- [Data for the task]
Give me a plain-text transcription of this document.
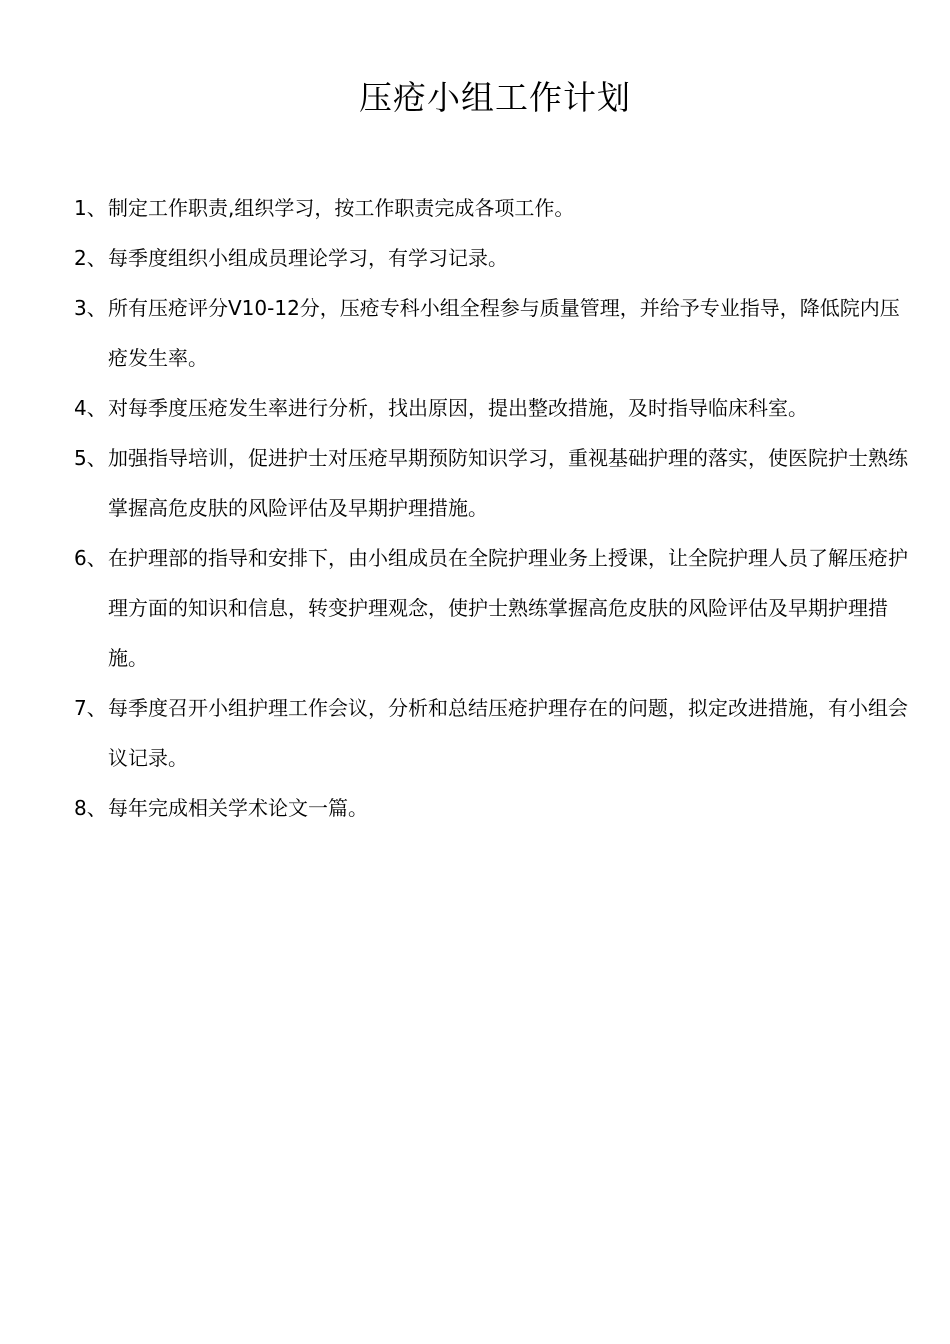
压疮小组工作计划
1、 制定工作职责,组织学习，按工作职责完成各项工作。
2、 每季度组织小组成员理论学习，有学习记录。
3、 所有压疮评分V10-12分，压疮专科小组全程参与质量管理，并给予专业指导，降低院内压疮发生率。
4、 对每季度压疮发生率进行分析，找出原因，提出整改措施，及时指导临床科室。
5、 加强指导培训，促进护士对压疮早期预防知识学习，重视基础护理的落实，使医院护士熟练掌握高危皮肤的风险评估及早期护理措施。
6、 在护理部的指导和安排下，由小组成员在全院护理业务上授课，让全院护理人员了解压疮护理方面的知识和信息，转变护理观念，使护士熟练掌握高危皮肤的风险评估及早期护理措施。
7、 每季度召开小组护理工作会议，分析和总结压疮护理存在的问题，拟定改进措施，有小组会议记录。
8、 每年完成相关学术论文一篇。
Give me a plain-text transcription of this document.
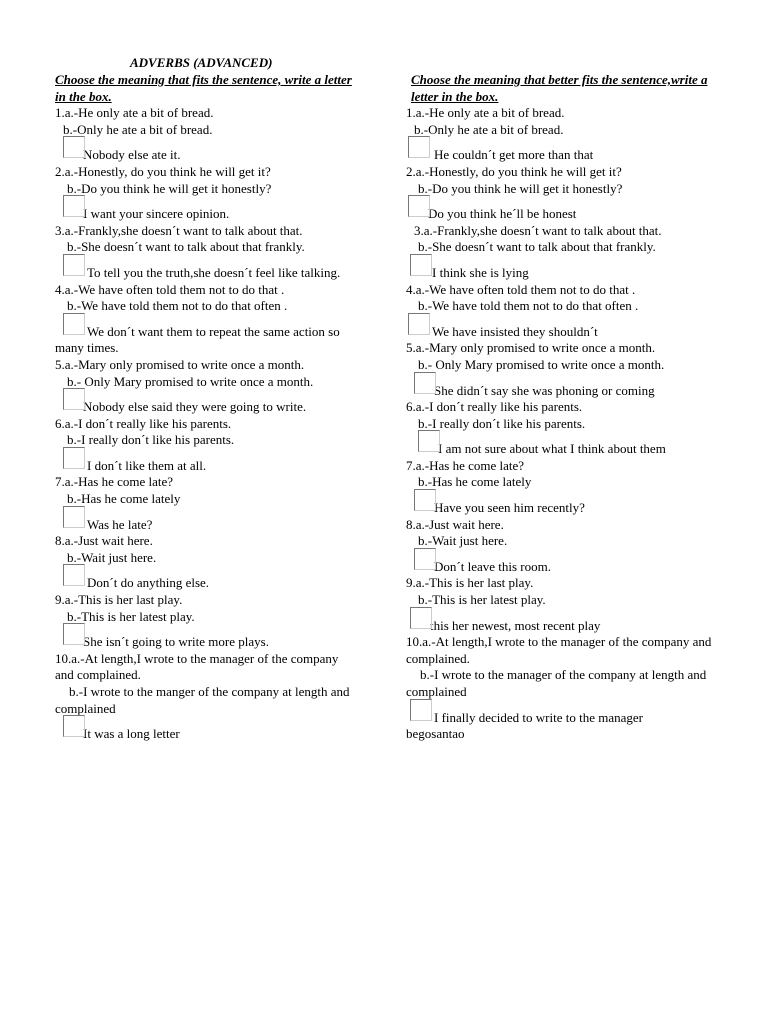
ADVERBS (ADVANCED)
Choose the meaning that fits the sentence, write a letter in the box.
1.a.-He only ate a bit of bread.
b.-Only he ate a bit of bread.
Nobody else ate it.
2.a.-Honestly, do you think he will get it?
b.-Do you think he will get it honestly?
I want your sincere opinion.
3.a.-Frankly,she doesn´t want to talk about that.
b.-She doesn´t want to talk about that frankly.
To tell you the truth,she doesn´t feel like talking.
4.a.-We have often told them not to do that .
b.-We have told them not to do that often .
We don´t want them to repeat the same action so many times.
5.a.-Mary only promised to write once a month.
b.- Only Mary promised to write once a month.
Nobody else said they were going to write.
6.a.-I don´t really like his parents.
b.-I really don´t like his parents.
I don´t like them at all.
7.a.-Has he come late?
b.-Has he come lately
Was he late?
8.a.-Just wait here.
b.-Wait just here.
Don´t do anything else.
9.a.-This is her last play.
b.-This is her latest play.
She isn´t going to write more plays.
10.a.-At length,I wrote to the manager of the company and complained.
b.-I wrote to the manger of the company at length and complained
It was a long letter
Choose the meaning that better fits the sentence,write a letter in the box.
1.a.-He only ate a bit of bread.
b.-Only he ate a bit of bread.
He couldn´t get more than that
2.a.-Honestly, do you think he will get it?
b.-Do you think he will get it honestly?
Do you think he´ll be honest
3.a.-Frankly,she doesn´t want to talk about that.
b.-She doesn´t want to talk about that frankly.
I think she is lying
4.a.-We have often told them not to do that .
b.-We have told them not to do that often .
We have insisted they shouldn´t
5.a.-Mary only promised to write once a month.
b.- Only Mary promised to write once a month.
She didn´t say she was phoning or coming
6.a.-I don´t really like his parents.
b.-I really don´t like his parents.
I am not sure about what I think about them
7.a.-Has he come late?
b.-Has he come lately
Have you seen him recently?
8.a.-Just wait here.
b.-Wait just here.
Don´t leave this room.
9.a.-This is her last play.
b.-This is her latest play.
this her newest, most recent play
10.a.-At length,I wrote to the manager of the company and complained.
b.-I wrote to the manager of the company at length and complained
I finally decided to write to the manager begosantao
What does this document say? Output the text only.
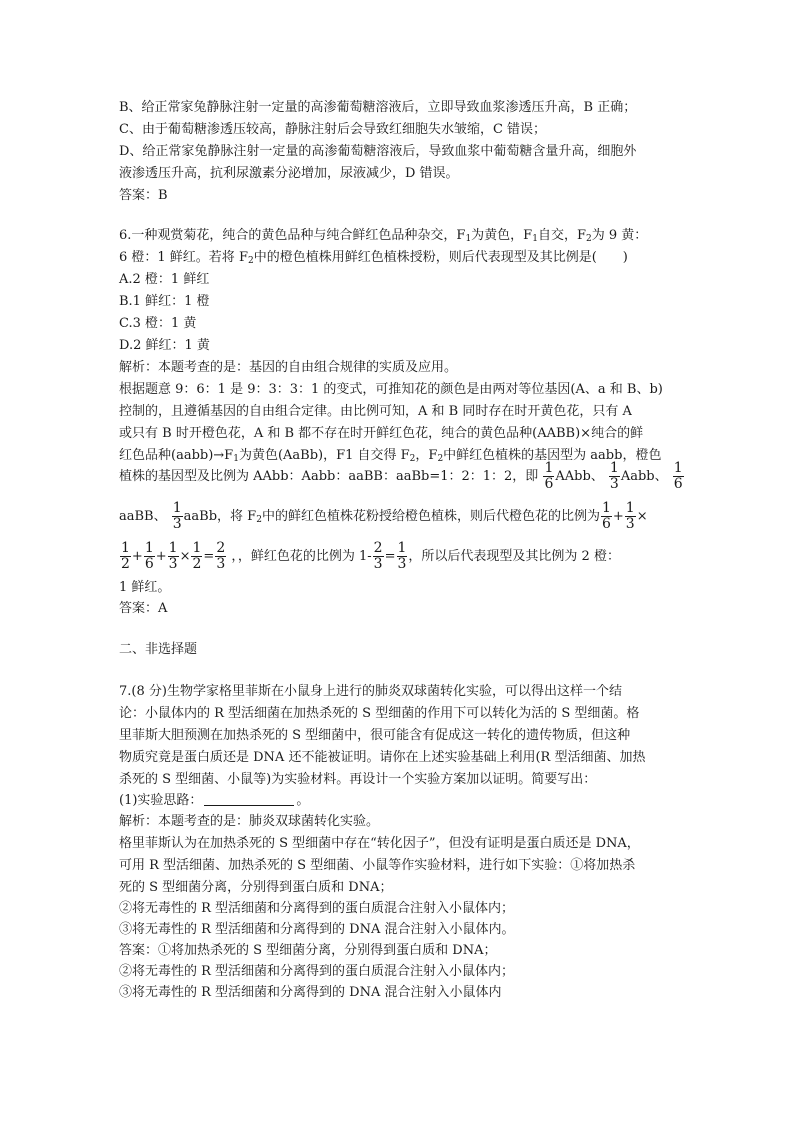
B、给正常家兔静脉注射一定量的高渗葡萄糖溶液后，立即导致血浆渗透压升高，B 正确；
C、由于葡萄糖渗透压较高，静脉注射后会导致红细胞失水皱缩，C 错误；
D、给正常家兔静脉注射一定量的高渗葡萄糖溶液后，导致血浆中葡萄糖含量升高，细胞外
液渗透压升高，抗利尿激素分泌增加，尿液减少，D 错误。
答案：B
6.一种观赏菊花，纯合的黄色品种与纯合鲜红色品种杂交，$F_1$为黄色，$F_1$自交，$F_2$为 9 黄：
6 橙：1 鲜红。若将 $F_2$中的橙色植株用鲜红色植株授粉，则后代表现型及其比例是(　　)
A.2 橙：1 鲜红
B.1 鲜红：1 橙
C.3 橙：1 黄
D.2 鲜红：1 黄
解析：本题考查的是：基因的自由组合规律的实质及应用。
根据题意 9：6：1 是 9：3：3：1 的变式，可推知花的颜色是由两对等位基因(A、a 和 B、b)
控制的，且遵循基因的自由组合定律。由比例可知，A 和 B 同时存在时开黄色花，只有 A
或只有 B 时开橙色花，A 和 B 都不存在时开鲜红色花，纯合的黄色品种(AABB)×纯合的鲜
红色品种$(aabb)\to F_1$为黄色(AaBb)，F1 自交得 $F_2$，$F_2$中鲜红色植株的基因型为 aabb，橙色
植株的基因型及比例为 AAbb：Aabb：aaBB：aaBb=1：2：1：2，即 $\frac{1}{6}$ AAbb、 $\frac{1}{3}$ Aabb、 $\frac{1}{6}$
aaBB、 $\frac{1}{3}$ aaBb，将 $F_2$中的鲜红色植株花粉授给橙色植株，则后代橙色花的比例为 $\frac{1}{6} + \frac{1}{3}$ ×
$\frac{1}{2} + \frac{1}{6} + \frac{1}{3} \times \frac{1}{2} = \frac{2}{3}$ ，，鲜红色花的比例为 $1- \frac{2}{3} = \frac{1}{3}$ ，所以后代表现型及其比例为 2 橙：
1 鲜红。
答案：A
二、非选择题
7.(8 分)生物学家格里菲斯在小鼠身上进行的肺炎双球菌转化实验，可以得出这样一个结
论：小鼠体内的 R 型活细菌在加热杀死的 S 型细菌的作用下可以转化为活的 S 型细菌。格
里菲斯大胆预测在加热杀死的 S 型细菌中，很可能含有促成这一转化的遗传物质，但这种
物质究竟是蛋白质还是 DNA 还不能被证明。请你在上述实验基础上利用(R 型活细菌、加热
杀死的 S 型细菌、小鼠等)为实验材料。再设计一个实验方案加以证明。简要写出：
(1)实验思路：	。
解析：本题考查的是：肺炎双球菌转化实验。
格里菲斯认为在加热杀死的 S 型细菌中存在“转化因子”，但没有证明是蛋白质还是 DNA，
可用 R 型活细菌、加热杀死的 S 型细菌、小鼠等作实验材料，进行如下实验：①将加热杀
死的 S 型细菌分离，分别得到蛋白质和 DNA；
②将无毒性的 R 型活细菌和分离得到的蛋白质混合注射入小鼠体内；
③将无毒性的 R 型活细菌和分离得到的 DNA 混合注射入小鼠体内。
答案：①将加热杀死的 S 型细菌分离，分别得到蛋白质和 DNA；
②将无毒性的 R 型活细菌和分离得到的蛋白质混合注射入小鼠体内；
③将无毒性的 R 型活细菌和分离得到的 DNA 混合注射入小鼠体内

- [Written exercise]
Can the lines from the one with "What does this" to the end of the records above be quoted exactly, both ends included, with every picture omitted?

- [Complete response]
What does this document say? Output the text only.
B、给正常家兔静脉注射一定量的高渗葡萄糖溶液后，立即导致血浆渗透压升高，B 正确；
C、由于葡萄糖渗透压较高，静脉注射后会导致红细胞失水皱缩，C 错误；
D、给正常家兔静脉注射一定量的高渗葡萄糖溶液后，导致血浆中葡萄糖含量升高，细胞外
液渗透压升高，抗利尿激素分泌增加，尿液减少，D 错误。
答案：B
6.一种观赏菊花，纯合的黄色品种与纯合鲜红色品种杂交，$F_1$为黄色，$F_1$自交，$F_2$为 9 黄：
6 橙：1 鲜红。若将 $F_2$中的橙色植株用鲜红色植株授粉，则后代表现型及其比例是(　　)
A.2 橙：1 鲜红
B.1 鲜红：1 橙
C.3 橙：1 黄
D.2 鲜红：1 黄
解析：本题考查的是：基因的自由组合规律的实质及应用。
根据题意 9：6：1 是 9：3：3：1 的变式，可推知花的颜色是由两对等位基因(A、a 和 B、b)
控制的，且遵循基因的自由组合定律。由比例可知，A 和 B 同时存在时开黄色花，只有 A
或只有 B 时开橙色花，A 和 B 都不存在时开鲜红色花，纯合的黄色品种(AABB)×纯合的鲜
红色品种$(aabb)\to F_1$为黄色(AaBb)，F1 自交得 $F_2$，$F_2$中鲜红色植株的基因型为 aabb，橙色
植株的基因型及比例为 AAbb：Aabb：aaBB：aaBb=1：2：1：2，即 $\frac{1}{6}$ AAbb、 $\frac{1}{3}$ Aabb、 $\frac{1}{6}$
aaBB、 $\frac{1}{3}$ aaBb，将 $F_2$中的鲜红色植株花粉授给橙色植株，则后代橙色花的比例为 $\frac{1}{6} + \frac{1}{3}$ ×
$\frac{1}{2} + \frac{1}{6} + \frac{1}{3} \times \frac{1}{2} = \frac{2}{3}$ ，，鲜红色花的比例为 $1- \frac{2}{3} = \frac{1}{3}$ ，所以后代表现型及其比例为 2 橙：
1 鲜红。
答案：A
二、非选择题
7.(8 分)生物学家格里菲斯在小鼠身上进行的肺炎双球菌转化实验，可以得出这样一个结
论：小鼠体内的 R 型活细菌在加热杀死的 S 型细菌的作用下可以转化为活的 S 型细菌。格
里菲斯大胆预测在加热杀死的 S 型细菌中，很可能含有促成这一转化的遗传物质，但这种
物质究竟是蛋白质还是 DNA 还不能被证明。请你在上述实验基础上利用(R 型活细菌、加热
杀死的 S 型细菌、小鼠等)为实验材料。再设计一个实验方案加以证明。简要写出：
(1)实验思路：	。
解析：本题考查的是：肺炎双球菌转化实验。
格里菲斯认为在加热杀死的 S 型细菌中存在“转化因子”，但没有证明是蛋白质还是 DNA，
可用 R 型活细菌、加热杀死的 S 型细菌、小鼠等作实验材料，进行如下实验：①将加热杀
死的 S 型细菌分离，分别得到蛋白质和 DNA；
②将无毒性的 R 型活细菌和分离得到的蛋白质混合注射入小鼠体内；
③将无毒性的 R 型活细菌和分离得到的 DNA 混合注射入小鼠体内。
答案：①将加热杀死的 S 型细菌分离，分别得到蛋白质和 DNA；
②将无毒性的 R 型活细菌和分离得到的蛋白质混合注射入小鼠体内；
③将无毒性的 R 型活细菌和分离得到的 DNA 混合注射入小鼠体内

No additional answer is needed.